» **WHAT THE TASK REQUIRES**: Can you change "interactable" to "clickable" in the data from the start through the line containing "85, 1176, 135]", both ends included, and give those lines again with nothing else altered?

============================================================

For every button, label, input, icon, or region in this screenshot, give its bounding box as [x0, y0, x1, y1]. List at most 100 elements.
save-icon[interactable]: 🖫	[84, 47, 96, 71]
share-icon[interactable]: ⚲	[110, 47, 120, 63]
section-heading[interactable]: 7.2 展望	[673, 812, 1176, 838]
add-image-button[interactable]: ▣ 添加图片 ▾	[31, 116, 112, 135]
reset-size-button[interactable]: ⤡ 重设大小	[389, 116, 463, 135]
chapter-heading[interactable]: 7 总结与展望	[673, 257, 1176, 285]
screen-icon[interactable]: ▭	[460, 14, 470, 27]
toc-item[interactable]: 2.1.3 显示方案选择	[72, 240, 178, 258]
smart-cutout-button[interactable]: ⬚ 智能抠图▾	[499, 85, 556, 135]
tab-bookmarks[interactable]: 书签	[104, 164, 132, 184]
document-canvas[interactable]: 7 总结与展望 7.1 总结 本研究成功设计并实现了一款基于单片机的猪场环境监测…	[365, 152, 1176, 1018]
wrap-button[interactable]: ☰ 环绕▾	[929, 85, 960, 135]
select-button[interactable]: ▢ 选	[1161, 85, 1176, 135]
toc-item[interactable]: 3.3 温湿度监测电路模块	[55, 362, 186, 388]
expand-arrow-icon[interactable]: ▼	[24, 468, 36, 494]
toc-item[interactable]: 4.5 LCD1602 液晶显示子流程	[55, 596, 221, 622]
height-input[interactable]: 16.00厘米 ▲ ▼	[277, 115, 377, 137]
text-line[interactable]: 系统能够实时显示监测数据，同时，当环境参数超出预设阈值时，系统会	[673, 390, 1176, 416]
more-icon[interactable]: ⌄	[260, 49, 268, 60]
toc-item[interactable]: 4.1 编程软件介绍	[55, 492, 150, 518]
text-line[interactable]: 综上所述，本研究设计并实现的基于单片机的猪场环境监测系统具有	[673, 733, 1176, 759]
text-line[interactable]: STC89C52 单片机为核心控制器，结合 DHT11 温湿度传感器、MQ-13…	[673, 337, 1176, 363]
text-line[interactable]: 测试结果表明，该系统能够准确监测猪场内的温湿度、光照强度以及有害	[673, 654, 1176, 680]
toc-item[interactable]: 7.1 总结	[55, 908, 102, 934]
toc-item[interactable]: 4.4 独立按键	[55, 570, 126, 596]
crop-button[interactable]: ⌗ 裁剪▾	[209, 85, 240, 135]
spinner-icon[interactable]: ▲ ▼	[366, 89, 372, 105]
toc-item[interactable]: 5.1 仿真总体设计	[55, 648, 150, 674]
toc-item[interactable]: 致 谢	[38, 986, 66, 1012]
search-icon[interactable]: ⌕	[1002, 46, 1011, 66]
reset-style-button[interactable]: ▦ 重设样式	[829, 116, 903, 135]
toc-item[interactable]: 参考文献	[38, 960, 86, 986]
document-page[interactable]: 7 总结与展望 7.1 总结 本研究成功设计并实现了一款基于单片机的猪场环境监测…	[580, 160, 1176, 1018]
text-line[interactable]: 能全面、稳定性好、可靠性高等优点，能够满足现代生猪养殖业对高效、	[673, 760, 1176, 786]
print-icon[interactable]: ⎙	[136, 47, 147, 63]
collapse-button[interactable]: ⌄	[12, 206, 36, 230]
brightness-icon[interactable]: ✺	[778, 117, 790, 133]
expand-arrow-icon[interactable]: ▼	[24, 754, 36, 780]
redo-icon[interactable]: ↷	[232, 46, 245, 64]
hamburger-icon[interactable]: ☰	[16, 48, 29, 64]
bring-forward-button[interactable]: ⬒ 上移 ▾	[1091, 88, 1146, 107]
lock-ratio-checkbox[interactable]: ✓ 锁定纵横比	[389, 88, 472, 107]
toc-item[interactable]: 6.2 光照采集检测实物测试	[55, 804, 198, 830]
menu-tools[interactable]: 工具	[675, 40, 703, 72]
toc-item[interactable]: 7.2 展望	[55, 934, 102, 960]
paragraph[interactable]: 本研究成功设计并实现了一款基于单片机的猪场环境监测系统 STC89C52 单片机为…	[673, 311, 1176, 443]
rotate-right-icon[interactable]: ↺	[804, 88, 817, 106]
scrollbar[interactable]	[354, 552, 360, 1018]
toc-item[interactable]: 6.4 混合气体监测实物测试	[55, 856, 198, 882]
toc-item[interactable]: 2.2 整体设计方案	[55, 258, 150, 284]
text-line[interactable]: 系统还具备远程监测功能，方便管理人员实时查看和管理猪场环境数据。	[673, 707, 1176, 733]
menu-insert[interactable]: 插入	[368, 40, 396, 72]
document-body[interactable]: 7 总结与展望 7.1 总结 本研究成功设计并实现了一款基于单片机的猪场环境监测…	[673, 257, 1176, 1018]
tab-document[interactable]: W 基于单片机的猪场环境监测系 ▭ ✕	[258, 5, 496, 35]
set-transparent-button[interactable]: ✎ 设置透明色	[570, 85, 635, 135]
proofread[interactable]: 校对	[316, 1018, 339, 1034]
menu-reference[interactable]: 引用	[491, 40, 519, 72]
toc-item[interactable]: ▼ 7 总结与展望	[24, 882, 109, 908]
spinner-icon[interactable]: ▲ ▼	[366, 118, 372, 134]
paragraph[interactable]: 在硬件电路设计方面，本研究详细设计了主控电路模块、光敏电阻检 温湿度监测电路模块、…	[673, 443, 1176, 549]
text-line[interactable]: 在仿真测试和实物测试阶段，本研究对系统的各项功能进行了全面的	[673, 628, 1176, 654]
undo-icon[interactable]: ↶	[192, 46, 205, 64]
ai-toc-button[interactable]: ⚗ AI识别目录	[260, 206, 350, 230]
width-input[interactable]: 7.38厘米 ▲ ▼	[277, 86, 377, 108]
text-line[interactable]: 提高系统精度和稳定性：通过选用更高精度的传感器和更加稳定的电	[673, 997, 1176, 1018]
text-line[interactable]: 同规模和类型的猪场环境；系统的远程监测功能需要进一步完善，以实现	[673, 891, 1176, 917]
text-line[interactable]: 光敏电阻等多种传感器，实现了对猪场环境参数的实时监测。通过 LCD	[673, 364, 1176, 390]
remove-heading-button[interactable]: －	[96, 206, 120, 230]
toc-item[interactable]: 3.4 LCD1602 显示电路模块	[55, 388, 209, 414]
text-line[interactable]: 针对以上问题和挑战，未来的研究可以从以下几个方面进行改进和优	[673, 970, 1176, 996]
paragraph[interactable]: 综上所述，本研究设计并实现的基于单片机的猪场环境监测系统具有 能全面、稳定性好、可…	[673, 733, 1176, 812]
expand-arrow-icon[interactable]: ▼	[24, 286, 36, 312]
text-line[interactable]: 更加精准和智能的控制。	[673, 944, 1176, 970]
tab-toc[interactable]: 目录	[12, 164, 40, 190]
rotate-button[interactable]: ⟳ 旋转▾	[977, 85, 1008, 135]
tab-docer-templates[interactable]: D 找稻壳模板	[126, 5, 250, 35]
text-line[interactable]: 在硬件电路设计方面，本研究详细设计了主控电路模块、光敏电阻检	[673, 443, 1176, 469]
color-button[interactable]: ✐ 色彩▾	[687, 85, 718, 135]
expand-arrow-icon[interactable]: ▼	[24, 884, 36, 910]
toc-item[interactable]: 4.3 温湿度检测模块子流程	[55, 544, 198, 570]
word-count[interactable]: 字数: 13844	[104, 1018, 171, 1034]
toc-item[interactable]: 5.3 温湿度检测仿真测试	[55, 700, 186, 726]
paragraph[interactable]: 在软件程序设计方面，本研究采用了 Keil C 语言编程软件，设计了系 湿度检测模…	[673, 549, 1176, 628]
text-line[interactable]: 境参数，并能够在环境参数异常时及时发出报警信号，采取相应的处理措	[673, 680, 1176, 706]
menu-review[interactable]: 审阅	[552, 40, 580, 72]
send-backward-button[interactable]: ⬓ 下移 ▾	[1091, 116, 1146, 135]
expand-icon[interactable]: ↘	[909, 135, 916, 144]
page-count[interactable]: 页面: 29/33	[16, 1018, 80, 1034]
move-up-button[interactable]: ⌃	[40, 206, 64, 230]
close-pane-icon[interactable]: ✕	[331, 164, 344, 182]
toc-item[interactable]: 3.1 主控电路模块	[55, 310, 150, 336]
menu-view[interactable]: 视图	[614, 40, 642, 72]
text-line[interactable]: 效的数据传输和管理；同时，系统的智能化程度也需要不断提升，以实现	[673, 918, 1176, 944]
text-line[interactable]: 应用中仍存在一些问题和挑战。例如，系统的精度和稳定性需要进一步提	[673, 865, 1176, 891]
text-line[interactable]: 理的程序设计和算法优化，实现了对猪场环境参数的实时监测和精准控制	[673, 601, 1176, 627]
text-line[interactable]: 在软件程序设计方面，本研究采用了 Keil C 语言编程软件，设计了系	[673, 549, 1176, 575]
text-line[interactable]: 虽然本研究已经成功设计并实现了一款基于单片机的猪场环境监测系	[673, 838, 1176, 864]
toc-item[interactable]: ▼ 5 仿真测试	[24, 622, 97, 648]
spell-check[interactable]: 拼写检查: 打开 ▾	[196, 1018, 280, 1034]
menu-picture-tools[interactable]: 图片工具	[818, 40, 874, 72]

============================================================

» **OUTPUT OF THE TASK**:
For every button, label, input, icon, or region in this screenshot, give its bounding box as [x0, y0, x1, y1]. List at most 100 elements.
save-icon[clickable]: 🖫	[84, 47, 96, 71]
share-icon[clickable]: ⚲	[110, 47, 120, 63]
section-heading[clickable]: 7.2 展望	[673, 812, 1176, 838]
add-image-button[clickable]: ▣ 添加图片 ▾	[31, 116, 112, 135]
reset-size-button[clickable]: ⤡ 重设大小	[389, 116, 463, 135]
chapter-heading[clickable]: 7 总结与展望	[673, 257, 1176, 285]
screen-icon[clickable]: ▭	[460, 14, 470, 27]
toc-item[clickable]: 2.1.3 显示方案选择	[72, 240, 178, 258]
smart-cutout-button[clickable]: ⬚ 智能抠图▾	[499, 85, 556, 135]
tab-bookmarks[clickable]: 书签	[104, 164, 132, 184]
document-canvas[clickable]: 7 总结与展望 7.1 总结 本研究成功设计并实现了一款基于单片机的猪场环境监测…	[365, 152, 1176, 1018]
wrap-button[clickable]: ☰ 环绕▾	[929, 85, 960, 135]
select-button[clickable]: ▢ 选	[1161, 85, 1176, 135]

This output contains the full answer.